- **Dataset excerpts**
######
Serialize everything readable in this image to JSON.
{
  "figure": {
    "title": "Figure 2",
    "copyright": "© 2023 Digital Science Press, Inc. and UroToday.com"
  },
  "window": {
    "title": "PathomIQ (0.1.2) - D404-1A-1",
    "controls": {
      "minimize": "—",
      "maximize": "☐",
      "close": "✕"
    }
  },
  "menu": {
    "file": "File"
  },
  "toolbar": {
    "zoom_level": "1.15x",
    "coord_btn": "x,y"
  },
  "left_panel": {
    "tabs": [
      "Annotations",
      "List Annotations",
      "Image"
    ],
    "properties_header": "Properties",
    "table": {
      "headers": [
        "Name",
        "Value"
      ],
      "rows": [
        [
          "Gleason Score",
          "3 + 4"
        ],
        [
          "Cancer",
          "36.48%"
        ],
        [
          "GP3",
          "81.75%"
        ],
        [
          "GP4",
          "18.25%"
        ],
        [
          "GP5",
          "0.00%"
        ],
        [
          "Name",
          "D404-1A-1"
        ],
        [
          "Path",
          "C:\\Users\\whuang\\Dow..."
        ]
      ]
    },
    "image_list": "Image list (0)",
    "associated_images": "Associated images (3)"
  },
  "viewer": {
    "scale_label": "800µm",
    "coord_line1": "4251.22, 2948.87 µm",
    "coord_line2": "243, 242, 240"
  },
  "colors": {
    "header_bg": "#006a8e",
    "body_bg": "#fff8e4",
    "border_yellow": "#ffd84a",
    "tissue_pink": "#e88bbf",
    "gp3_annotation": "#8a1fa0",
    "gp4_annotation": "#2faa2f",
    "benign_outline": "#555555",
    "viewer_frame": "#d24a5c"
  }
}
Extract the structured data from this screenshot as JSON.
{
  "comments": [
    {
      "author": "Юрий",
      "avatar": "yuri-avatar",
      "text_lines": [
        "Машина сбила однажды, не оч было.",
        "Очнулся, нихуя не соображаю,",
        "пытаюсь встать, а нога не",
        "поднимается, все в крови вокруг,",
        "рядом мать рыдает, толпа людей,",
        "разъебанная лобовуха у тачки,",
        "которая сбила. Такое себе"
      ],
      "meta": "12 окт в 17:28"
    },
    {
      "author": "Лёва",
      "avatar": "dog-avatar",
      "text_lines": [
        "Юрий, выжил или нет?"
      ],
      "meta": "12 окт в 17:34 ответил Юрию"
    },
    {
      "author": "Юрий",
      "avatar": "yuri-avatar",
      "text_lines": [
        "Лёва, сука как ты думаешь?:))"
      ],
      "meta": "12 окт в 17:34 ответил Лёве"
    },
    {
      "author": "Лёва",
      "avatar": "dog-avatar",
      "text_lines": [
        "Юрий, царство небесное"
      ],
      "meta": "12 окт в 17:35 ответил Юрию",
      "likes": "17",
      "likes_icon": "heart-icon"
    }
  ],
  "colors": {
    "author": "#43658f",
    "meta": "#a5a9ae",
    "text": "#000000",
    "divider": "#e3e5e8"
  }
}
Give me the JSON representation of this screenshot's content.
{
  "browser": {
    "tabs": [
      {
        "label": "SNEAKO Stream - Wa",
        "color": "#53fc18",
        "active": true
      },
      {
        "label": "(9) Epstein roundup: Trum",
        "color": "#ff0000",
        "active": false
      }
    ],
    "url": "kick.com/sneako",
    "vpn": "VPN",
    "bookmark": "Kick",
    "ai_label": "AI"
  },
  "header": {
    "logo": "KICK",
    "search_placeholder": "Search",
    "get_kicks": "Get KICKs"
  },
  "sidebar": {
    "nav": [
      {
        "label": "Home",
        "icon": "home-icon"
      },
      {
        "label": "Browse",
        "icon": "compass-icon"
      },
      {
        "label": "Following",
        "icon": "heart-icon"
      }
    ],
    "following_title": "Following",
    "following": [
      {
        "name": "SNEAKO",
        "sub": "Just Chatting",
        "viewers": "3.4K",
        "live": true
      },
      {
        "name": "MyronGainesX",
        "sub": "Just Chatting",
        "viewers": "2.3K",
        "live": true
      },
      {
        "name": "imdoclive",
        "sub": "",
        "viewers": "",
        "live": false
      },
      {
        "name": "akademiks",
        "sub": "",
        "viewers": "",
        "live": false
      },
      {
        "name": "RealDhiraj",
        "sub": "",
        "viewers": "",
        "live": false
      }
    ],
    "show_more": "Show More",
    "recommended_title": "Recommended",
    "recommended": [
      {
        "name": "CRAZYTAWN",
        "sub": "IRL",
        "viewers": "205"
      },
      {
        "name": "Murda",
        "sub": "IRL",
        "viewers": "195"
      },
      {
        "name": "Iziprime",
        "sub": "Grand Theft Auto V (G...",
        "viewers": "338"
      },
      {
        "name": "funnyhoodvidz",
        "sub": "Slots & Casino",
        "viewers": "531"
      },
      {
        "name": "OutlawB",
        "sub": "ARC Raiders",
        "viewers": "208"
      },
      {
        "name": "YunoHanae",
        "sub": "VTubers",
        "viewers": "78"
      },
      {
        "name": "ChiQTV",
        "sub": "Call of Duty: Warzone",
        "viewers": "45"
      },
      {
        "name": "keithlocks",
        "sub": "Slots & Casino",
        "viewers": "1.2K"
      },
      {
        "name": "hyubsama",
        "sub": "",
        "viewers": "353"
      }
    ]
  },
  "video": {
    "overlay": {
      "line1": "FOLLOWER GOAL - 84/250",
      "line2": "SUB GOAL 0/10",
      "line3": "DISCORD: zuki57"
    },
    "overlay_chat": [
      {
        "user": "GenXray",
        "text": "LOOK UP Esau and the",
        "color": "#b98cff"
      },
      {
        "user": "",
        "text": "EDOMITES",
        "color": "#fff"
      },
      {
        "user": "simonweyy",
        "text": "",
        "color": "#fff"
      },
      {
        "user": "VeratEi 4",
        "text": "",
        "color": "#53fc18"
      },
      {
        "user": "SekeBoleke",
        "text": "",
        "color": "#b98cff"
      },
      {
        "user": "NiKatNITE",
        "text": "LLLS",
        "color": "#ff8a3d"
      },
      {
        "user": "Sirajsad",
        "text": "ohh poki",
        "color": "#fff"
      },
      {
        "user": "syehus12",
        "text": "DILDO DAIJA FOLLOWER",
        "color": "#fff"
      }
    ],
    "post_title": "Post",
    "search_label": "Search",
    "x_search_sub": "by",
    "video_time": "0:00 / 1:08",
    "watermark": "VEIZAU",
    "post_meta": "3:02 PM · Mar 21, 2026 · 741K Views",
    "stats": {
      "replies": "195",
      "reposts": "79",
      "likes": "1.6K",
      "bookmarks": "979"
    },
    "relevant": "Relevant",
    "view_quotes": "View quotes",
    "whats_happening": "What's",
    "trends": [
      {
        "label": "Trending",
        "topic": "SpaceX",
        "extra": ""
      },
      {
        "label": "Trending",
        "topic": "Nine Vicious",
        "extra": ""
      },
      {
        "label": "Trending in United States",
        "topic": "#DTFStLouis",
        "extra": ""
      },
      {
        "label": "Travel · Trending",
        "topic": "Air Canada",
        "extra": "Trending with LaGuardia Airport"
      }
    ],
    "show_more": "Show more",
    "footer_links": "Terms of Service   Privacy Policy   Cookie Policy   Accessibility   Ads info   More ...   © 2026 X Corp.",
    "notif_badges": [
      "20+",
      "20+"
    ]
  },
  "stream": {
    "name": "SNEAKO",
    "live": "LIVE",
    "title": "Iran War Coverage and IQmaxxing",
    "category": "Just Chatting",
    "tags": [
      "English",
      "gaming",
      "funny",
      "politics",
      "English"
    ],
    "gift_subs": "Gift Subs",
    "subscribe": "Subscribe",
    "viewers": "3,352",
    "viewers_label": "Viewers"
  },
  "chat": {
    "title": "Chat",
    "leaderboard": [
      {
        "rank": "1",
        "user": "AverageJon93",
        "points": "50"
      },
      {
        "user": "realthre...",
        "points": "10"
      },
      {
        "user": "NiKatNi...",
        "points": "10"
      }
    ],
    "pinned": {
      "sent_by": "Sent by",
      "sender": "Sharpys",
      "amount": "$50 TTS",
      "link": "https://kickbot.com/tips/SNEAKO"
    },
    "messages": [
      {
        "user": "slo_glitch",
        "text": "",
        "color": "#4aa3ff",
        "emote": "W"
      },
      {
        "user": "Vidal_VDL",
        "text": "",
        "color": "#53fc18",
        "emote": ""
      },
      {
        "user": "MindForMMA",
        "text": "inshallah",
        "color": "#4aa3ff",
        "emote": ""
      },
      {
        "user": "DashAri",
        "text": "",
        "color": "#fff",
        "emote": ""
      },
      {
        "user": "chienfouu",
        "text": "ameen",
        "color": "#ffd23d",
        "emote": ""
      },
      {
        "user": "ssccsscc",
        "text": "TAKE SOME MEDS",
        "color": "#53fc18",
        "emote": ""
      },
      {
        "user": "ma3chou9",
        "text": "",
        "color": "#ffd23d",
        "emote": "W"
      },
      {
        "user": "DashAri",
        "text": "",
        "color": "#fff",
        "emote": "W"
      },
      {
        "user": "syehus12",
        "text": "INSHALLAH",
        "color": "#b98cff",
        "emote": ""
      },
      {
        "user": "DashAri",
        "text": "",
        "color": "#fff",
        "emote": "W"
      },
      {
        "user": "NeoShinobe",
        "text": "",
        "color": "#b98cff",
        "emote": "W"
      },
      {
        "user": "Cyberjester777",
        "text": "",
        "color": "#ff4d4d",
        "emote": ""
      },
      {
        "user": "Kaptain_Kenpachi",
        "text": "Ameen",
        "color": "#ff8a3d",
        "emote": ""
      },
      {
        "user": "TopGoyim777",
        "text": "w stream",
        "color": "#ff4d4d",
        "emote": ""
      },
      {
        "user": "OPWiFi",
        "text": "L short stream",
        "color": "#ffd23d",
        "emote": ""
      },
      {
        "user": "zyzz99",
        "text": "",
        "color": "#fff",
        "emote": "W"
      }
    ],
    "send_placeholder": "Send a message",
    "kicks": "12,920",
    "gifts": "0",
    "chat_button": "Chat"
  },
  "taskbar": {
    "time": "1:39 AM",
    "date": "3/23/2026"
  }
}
######
- **TASK DETAILS**
Extract each line from the entries above that contains the string "ответил".

- **RESULT OF THIS EXERCISE**
      "meta": "12 окт в 17:34 ответил Юрию"
      "meta": "12 окт в 17:34 ответил Лёве"
      "meta": "12 окт в 17:35 ответил Юрию",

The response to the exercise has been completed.